(A block of data)
------------------------------------------------
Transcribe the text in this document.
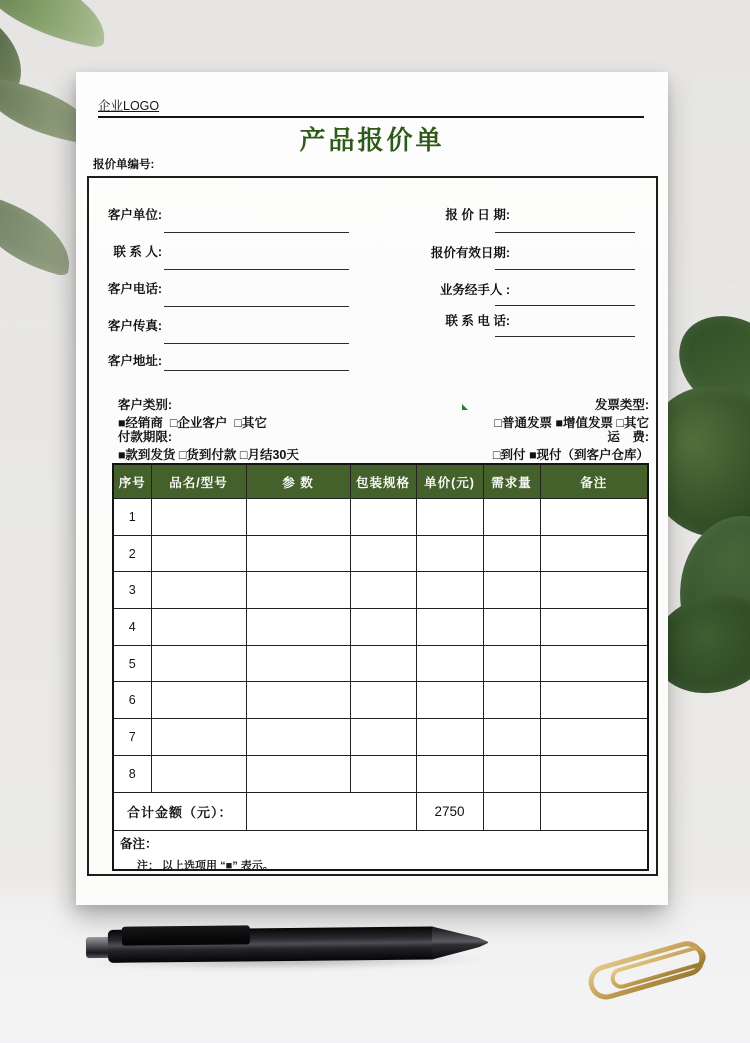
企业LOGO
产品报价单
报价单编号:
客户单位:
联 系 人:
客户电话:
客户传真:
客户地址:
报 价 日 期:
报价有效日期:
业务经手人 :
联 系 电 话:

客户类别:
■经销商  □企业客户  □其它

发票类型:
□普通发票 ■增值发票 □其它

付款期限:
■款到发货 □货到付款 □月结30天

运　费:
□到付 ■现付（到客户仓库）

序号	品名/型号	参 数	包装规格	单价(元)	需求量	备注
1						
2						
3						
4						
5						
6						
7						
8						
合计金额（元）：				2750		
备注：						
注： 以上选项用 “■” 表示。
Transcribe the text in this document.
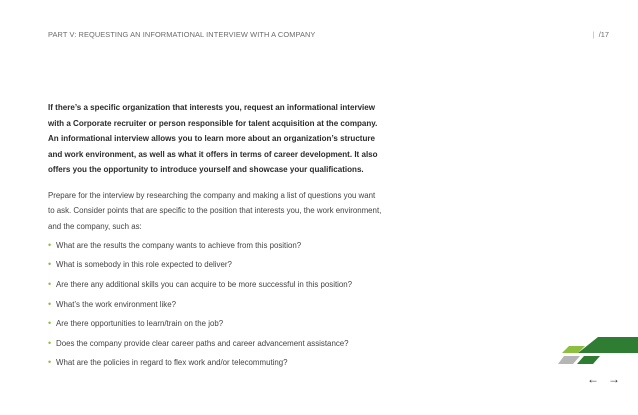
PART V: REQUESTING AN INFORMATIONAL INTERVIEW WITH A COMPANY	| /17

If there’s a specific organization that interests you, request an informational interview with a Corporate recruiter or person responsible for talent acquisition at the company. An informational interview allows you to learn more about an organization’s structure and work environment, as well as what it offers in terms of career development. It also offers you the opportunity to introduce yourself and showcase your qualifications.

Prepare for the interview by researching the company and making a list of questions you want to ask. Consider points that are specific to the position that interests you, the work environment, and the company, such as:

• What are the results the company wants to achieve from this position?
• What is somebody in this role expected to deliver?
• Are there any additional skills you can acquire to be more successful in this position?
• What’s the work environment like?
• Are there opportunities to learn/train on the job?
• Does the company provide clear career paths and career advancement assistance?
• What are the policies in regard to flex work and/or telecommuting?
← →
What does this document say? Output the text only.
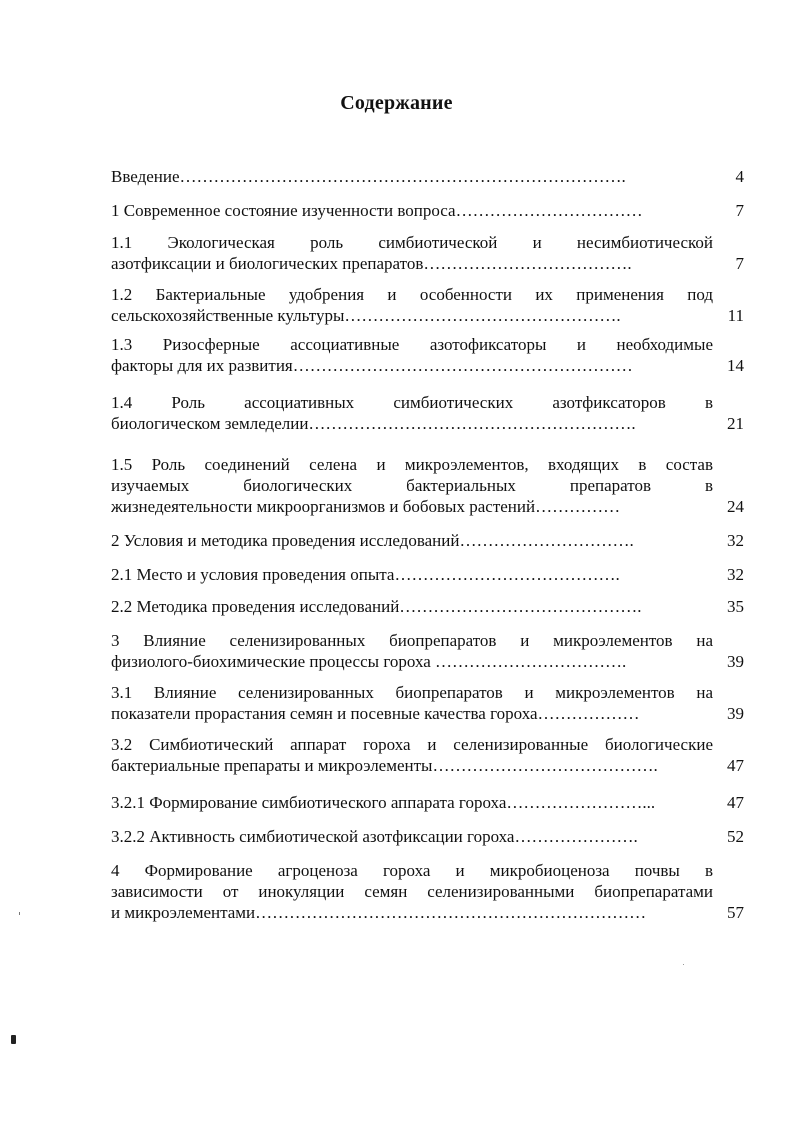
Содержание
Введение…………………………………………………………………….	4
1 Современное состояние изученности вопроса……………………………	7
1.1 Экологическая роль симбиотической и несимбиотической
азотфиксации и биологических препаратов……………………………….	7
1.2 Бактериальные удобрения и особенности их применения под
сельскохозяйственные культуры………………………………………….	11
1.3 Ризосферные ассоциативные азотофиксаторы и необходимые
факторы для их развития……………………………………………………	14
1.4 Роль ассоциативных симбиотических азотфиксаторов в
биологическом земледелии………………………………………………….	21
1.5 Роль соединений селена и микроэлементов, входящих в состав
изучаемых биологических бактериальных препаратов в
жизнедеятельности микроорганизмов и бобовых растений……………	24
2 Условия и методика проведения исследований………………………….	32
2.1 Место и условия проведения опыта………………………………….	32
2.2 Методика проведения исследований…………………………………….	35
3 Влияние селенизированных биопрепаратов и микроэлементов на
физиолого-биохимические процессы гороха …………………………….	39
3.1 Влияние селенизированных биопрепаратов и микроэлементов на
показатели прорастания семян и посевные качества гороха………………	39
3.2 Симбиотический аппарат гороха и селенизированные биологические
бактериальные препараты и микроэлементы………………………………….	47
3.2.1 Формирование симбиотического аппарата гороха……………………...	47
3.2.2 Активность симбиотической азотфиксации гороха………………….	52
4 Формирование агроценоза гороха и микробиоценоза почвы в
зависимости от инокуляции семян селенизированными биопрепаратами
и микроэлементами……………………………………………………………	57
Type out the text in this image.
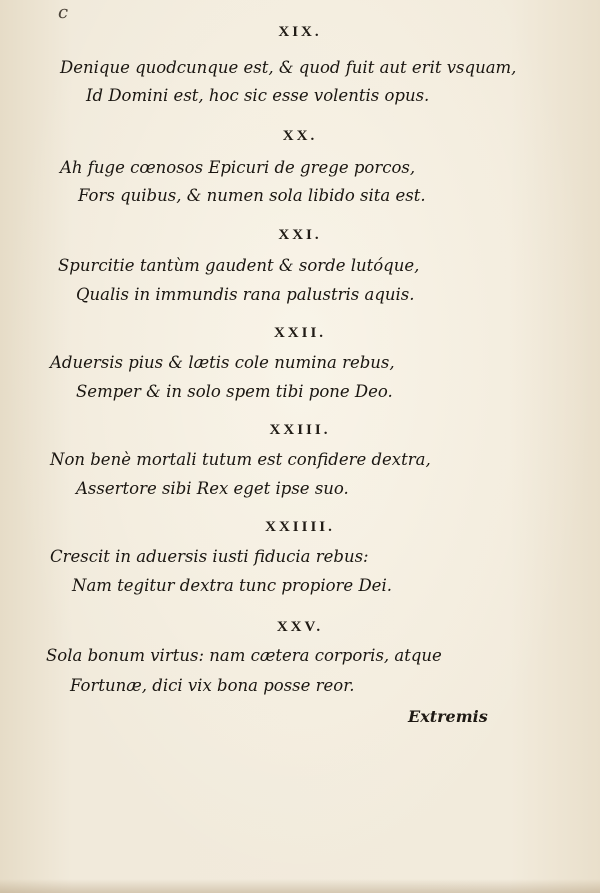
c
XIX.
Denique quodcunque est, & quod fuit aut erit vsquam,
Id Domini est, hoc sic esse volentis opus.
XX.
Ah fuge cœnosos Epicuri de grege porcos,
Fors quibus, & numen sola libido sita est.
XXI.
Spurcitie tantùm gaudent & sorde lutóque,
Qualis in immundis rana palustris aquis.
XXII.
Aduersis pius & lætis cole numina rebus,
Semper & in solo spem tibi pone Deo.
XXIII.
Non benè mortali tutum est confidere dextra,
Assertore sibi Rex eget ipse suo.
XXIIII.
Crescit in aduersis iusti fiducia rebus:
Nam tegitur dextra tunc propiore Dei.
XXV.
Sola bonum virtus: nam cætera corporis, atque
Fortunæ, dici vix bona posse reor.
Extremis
------------------------------------------------
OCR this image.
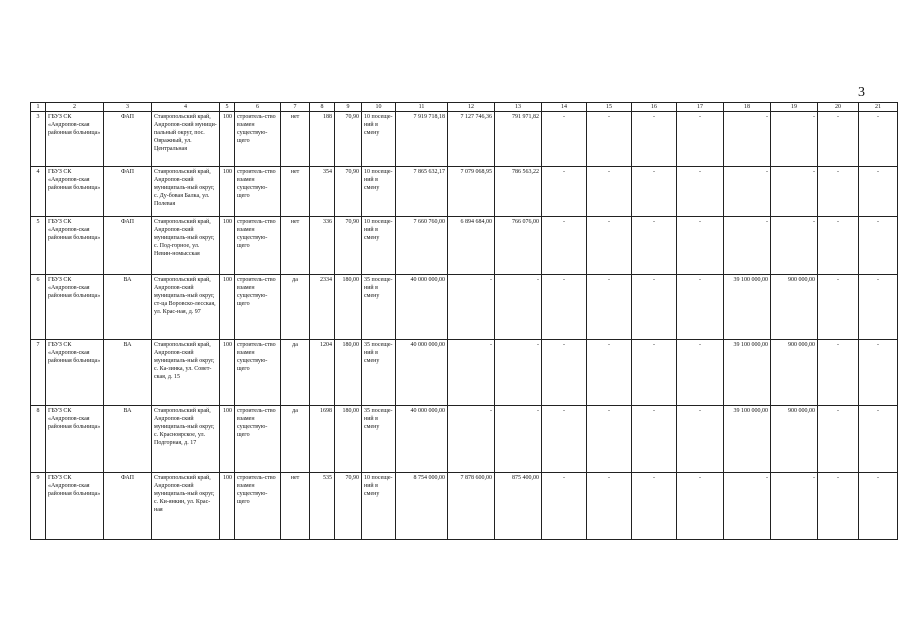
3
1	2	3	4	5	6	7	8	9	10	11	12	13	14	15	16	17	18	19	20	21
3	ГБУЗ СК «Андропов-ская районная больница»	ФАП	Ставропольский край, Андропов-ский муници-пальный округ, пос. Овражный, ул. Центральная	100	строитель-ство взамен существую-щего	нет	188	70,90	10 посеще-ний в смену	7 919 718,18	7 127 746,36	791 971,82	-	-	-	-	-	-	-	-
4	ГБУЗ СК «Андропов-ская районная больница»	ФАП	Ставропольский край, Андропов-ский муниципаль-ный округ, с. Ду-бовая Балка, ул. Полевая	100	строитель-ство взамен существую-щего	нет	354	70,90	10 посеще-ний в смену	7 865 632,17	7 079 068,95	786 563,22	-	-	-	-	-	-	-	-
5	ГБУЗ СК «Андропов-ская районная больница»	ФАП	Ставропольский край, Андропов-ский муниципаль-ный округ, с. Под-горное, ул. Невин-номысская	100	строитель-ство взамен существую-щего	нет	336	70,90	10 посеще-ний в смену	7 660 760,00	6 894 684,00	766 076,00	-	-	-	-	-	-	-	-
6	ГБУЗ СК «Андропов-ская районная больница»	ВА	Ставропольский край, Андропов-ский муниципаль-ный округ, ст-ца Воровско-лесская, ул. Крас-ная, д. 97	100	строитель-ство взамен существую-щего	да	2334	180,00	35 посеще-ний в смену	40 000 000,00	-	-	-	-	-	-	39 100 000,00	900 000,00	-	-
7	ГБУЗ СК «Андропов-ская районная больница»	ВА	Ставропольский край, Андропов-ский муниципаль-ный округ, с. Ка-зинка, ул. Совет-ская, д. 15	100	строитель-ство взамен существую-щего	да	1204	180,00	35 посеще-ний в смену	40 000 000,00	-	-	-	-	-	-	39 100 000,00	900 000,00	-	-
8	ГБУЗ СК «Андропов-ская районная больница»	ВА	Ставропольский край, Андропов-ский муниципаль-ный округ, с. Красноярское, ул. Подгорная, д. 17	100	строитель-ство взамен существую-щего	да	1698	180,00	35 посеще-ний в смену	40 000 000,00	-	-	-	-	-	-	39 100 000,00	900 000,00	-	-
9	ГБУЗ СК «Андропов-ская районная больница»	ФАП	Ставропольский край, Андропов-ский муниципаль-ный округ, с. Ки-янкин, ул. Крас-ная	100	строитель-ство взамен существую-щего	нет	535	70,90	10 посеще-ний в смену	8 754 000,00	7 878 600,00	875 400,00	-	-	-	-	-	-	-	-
------------------------------------------------
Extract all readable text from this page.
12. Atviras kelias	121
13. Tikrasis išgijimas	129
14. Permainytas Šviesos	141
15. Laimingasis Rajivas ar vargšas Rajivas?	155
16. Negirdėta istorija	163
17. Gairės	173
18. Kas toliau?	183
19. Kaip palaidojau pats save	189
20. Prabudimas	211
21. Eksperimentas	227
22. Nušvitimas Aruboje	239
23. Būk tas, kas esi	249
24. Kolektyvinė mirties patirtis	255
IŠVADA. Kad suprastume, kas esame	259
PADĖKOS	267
------------------------------------------------
[REQUEST] Where a line above contains the word "селенизированных", copy that line.

[EXERCISE OUTPUT]
3 Влияние селенизированных биопрепаратов и микроэлементов на
3.1 Влияние селенизированных биопрепаратов и микроэлементов на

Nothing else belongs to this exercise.